What is needed
Your task is to output all the records below, word for word.

Extracted material
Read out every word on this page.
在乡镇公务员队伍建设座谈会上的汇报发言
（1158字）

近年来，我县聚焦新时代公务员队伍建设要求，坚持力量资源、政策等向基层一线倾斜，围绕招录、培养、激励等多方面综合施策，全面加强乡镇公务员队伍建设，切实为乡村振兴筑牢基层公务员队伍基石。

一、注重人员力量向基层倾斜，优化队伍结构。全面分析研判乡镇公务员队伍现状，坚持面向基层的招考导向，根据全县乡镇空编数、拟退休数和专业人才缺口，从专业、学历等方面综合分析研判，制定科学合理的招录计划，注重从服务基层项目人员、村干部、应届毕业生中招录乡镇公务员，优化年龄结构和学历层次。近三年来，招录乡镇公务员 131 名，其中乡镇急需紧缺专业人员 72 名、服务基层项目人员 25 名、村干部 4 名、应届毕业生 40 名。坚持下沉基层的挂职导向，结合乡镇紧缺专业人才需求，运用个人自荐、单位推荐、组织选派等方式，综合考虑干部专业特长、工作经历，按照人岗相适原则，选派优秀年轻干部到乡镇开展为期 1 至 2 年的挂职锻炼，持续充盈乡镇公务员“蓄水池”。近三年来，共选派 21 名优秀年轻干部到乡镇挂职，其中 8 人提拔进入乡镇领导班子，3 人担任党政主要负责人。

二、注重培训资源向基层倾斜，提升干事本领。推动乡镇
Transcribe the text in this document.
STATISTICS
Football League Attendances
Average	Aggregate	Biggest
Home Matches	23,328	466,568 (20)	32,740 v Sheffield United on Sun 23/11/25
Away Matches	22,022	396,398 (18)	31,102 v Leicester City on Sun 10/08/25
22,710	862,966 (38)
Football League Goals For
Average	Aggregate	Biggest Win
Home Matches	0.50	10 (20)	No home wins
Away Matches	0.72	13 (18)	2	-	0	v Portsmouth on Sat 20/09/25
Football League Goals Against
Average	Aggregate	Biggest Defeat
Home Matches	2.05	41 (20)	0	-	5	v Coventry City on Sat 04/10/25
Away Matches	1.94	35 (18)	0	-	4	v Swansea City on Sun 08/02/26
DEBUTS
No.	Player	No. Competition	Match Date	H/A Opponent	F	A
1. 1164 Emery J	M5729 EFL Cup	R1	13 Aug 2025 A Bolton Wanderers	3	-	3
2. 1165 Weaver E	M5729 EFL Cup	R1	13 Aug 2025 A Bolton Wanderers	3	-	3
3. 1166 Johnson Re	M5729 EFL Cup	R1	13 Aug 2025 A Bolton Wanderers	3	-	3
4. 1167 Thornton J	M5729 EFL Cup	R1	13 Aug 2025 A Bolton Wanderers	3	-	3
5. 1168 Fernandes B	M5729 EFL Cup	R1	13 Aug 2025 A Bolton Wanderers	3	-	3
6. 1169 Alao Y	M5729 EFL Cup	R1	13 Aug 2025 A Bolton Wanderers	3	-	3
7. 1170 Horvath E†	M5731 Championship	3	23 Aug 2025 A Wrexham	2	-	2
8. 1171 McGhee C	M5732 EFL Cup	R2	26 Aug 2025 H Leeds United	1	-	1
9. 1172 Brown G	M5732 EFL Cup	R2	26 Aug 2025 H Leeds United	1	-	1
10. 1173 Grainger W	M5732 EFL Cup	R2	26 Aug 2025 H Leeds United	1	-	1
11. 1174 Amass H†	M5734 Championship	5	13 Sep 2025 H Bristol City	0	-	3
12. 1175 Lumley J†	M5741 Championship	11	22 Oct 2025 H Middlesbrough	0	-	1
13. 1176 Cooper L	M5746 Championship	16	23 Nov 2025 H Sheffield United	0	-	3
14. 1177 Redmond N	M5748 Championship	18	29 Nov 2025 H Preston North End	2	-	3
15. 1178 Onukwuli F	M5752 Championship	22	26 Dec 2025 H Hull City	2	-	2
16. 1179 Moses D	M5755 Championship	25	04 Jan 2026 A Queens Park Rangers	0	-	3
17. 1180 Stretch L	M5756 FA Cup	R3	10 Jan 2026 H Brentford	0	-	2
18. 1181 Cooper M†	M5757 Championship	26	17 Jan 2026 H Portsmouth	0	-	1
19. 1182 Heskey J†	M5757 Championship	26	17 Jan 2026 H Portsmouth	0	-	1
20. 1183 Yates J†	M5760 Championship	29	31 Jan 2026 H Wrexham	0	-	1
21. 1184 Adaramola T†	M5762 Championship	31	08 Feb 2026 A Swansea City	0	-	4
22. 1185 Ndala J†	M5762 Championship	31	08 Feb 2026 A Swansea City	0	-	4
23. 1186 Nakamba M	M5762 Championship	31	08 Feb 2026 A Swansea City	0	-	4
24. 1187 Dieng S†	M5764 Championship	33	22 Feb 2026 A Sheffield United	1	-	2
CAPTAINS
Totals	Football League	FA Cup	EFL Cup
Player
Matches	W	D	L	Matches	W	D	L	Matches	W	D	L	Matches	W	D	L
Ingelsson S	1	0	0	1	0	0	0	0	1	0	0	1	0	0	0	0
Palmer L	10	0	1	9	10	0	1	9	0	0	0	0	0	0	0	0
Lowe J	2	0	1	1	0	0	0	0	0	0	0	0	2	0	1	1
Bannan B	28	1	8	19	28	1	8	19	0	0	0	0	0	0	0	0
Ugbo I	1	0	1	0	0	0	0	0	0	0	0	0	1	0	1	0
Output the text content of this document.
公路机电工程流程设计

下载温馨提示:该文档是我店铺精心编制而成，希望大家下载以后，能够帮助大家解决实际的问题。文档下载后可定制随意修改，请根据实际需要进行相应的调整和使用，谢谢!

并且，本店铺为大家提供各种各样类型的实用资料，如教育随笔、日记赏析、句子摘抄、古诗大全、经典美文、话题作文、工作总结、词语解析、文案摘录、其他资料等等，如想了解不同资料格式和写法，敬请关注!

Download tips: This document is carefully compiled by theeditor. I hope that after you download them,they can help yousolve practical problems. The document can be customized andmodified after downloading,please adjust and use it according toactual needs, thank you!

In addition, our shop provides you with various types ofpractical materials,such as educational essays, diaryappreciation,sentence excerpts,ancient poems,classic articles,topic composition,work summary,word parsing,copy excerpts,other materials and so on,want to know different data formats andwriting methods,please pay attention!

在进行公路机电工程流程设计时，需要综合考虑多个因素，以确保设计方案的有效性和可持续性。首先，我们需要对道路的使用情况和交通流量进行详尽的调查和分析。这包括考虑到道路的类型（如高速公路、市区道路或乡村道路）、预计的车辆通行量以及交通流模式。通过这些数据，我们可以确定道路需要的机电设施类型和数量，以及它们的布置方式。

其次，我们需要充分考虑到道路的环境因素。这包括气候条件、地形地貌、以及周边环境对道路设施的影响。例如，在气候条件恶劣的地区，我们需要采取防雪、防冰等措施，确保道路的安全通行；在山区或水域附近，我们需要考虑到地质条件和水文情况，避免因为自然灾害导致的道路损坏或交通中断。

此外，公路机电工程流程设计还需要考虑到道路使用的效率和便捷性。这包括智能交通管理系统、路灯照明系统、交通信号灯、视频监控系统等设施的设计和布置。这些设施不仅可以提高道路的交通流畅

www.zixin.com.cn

Task answer
Read out every word on this page.
在乡镇公务员队伍建设座谈会上的汇报发言
（1158字）

近年来，我县聚焦新时代公务员队伍建设要求，坚持力量资源、政策等向基层一线倾斜，围绕招录、培养、激励等多方面综合施策，全面加强乡镇公务员队伍建设，切实为乡村振兴筑牢基层公务员队伍基石。

一、注重人员力量向基层倾斜，优化队伍结构。全面分析研判乡镇公务员队伍现状，坚持面向基层的招考导向，根据全县乡镇空编数、拟退休数和专业人才缺口，从专业、学历等方面综合分析研判，制定科学合理的招录计划，注重从服务基层项目人员、村干部、应届毕业生中招录乡镇公务员，优化年龄结构和学历层次。近三年来，招录乡镇公务员 131 名，其中乡镇急需紧缺专业人员 72 名、服务基层项目人员 25 名、村干部 4 名、应届毕业生 40 名。坚持下沉基层的挂职导向，结合乡镇紧缺专业人才需求，运用个人自荐、单位推荐、组织选派等方式，综合考虑干部专业特长、工作经历，按照人岗相适原则，选派优秀年轻干部到乡镇开展为期 1 至 2 年的挂职锻炼，持续充盈乡镇公务员“蓄水池”。近三年来，共选派 21 名优秀年轻干部到乡镇挂职，其中 8 人提拔进入乡镇领导班子，3 人担任党政主要负责人。

二、注重培训资源向基层倾斜，提升干事本领。推动乡镇
Transcribe the text in this document.
STATISTICS
Football League Attendances
Average	Aggregate	Biggest
Home Matches	23,328	466,568 (20)	32,740 v Sheffield United on Sun 23/11/25
Away Matches	22,022	396,398 (18)	31,102 v Leicester City on Sun 10/08/25
22,710	862,966 (38)
Football League Goals For
Average	Aggregate	Biggest Win
Home Matches	0.50	10 (20)	No home wins
Away Matches	0.72	13 (18)	2	-	0	v Portsmouth on Sat 20/09/25
Football League Goals Against
Average	Aggregate	Biggest Defeat
Home Matches	2.05	41 (20)	0	-	5	v Coventry City on Sat 04/10/25
Away Matches	1.94	35 (18)	0	-	4	v Swansea City on Sun 08/02/26
DEBUTS
No.	Player	No. Competition	Match Date	H/A Opponent	F	A
1. 1164 Emery J	M5729 EFL Cup	R1	13 Aug 2025 A Bolton Wanderers	3	-	3
2. 1165 Weaver E	M5729 EFL Cup	R1	13 Aug 2025 A Bolton Wanderers	3	-	3
3. 1166 Johnson Re	M5729 EFL Cup	R1	13 Aug 2025 A Bolton Wanderers	3	-	3
4. 1167 Thornton J	M5729 EFL Cup	R1	13 Aug 2025 A Bolton Wanderers	3	-	3
5. 1168 Fernandes B	M5729 EFL Cup	R1	13 Aug 2025 A Bolton Wanderers	3	-	3
6. 1169 Alao Y	M5729 EFL Cup	R1	13 Aug 2025 A Bolton Wanderers	3	-	3
7. 1170 Horvath E†	M5731 Championship	3	23 Aug 2025 A Wrexham	2	-	2
8. 1171 McGhee C	M5732 EFL Cup	R2	26 Aug 2025 H Leeds United	1	-	1
9. 1172 Brown G	M5732 EFL Cup	R2	26 Aug 2025 H Leeds United	1	-	1
10. 1173 Grainger W	M5732 EFL Cup	R2	26 Aug 2025 H Leeds United	1	-	1
11. 1174 Amass H†	M5734 Championship	5	13 Sep 2025 H Bristol City	0	-	3
12. 1175 Lumley J†	M5741 Championship	11	22 Oct 2025 H Middlesbrough	0	-	1
13. 1176 Cooper L	M5746 Championship	16	23 Nov 2025 H Sheffield United	0	-	3
14. 1177 Redmond N	M5748 Championship	18	29 Nov 2025 H Preston North End	2	-	3
15. 1178 Onukwuli F	M5752 Championship	22	26 Dec 2025 H Hull City	2	-	2
16. 1179 Moses D	M5755 Championship	25	04 Jan 2026 A Queens Park Rangers	0	-	3
17. 1180 Stretch L	M5756 FA Cup	R3	10 Jan 2026 H Brentford	0	-	2
18. 1181 Cooper M†	M5757 Championship	26	17 Jan 2026 H Portsmouth	0	-	1
19. 1182 Heskey J†	M5757 Championship	26	17 Jan 2026 H Portsmouth	0	-	1
20. 1183 Yates J†	M5760 Championship	29	31 Jan 2026 H Wrexham	0	-	1
21. 1184 Adaramola T†	M5762 Championship	31	08 Feb 2026 A Swansea City	0	-	4
22. 1185 Ndala J†	M5762 Championship	31	08 Feb 2026 A Swansea City	0	-	4
23. 1186 Nakamba M	M5762 Championship	31	08 Feb 2026 A Swansea City	0	-	4
24. 1187 Dieng S†	M5764 Championship	33	22 Feb 2026 A Sheffield United	1	-	2
CAPTAINS
Totals	Football League	FA Cup	EFL Cup
Player
Matches	W	D	L	Matches	W	D	L	Matches	W	D	L	Matches	W	D	L
Ingelsson S	1	0	0	1	0	0	0	0	1	0	0	1	0	0	0	0
Palmer L	10	0	1	9	10	0	1	9	0	0	0	0	0	0	0	0
Lowe J	2	0	1	1	0	0	0	0	0	0	0	0	2	0	1	1
Bannan B	28	1	8	19	28	1	8	19	0	0	0	0	0	0	0	0
Ugbo I	1	0	1	0	0	0	0	0	0	0	0	0	1	0	1	0
Output the text content of this document.
公路机电工程流程设计

下载温馨提示:该文档是我店铺精心编制而成，希望大家下载以后，能够帮助大家解决实际的问题。文档下载后可定制随意修改，请根据实际需要进行相应的调整和使用，谢谢!

并且，本店铺为大家提供各种各样类型的实用资料，如教育随笔、日记赏析、句子摘抄、古诗大全、经典美文、话题作文、工作总结、词语解析、文案摘录、其他资料等等，如想了解不同资料格式和写法，敬请关注!

Download tips: This document is carefully compiled by theeditor. I hope that after you download them,they can help yousolve practical problems. The document can be customized andmodified after downloading,please adjust and use it according toactual needs, thank you!

In addition, our shop provides you with various types ofpractical materials,such as educational essays, diaryappreciation,sentence excerpts,ancient poems,classic articles,topic composition,work summary,word parsing,copy excerpts,other materials and so on,want to know different data formats andwriting methods,please pay attention!

在进行公路机电工程流程设计时，需要综合考虑多个因素，以确保设计方案的有效性和可持续性。首先，我们需要对道路的使用情况和交通流量进行详尽的调查和分析。这包括考虑到道路的类型（如高速公路、市区道路或乡村道路）、预计的车辆通行量以及交通流模式。通过这些数据，我们可以确定道路需要的机电设施类型和数量，以及它们的布置方式。

其次，我们需要充分考虑到道路的环境因素。这包括气候条件、地形地貌、以及周边环境对道路设施的影响。例如，在气候条件恶劣的地区，我们需要采取防雪、防冰等措施，确保道路的安全通行；在山区或水域附近，我们需要考虑到地质条件和水文情况，避免因为自然灾害导致的道路损坏或交通中断。

此外，公路机电工程流程设计还需要考虑到道路使用的效率和便捷性。这包括智能交通管理系统、路灯照明系统、交通信号灯、视频监控系统等设施的设计和布置。这些设施不仅可以提高道路的交通流畅

www.zixin.com.cn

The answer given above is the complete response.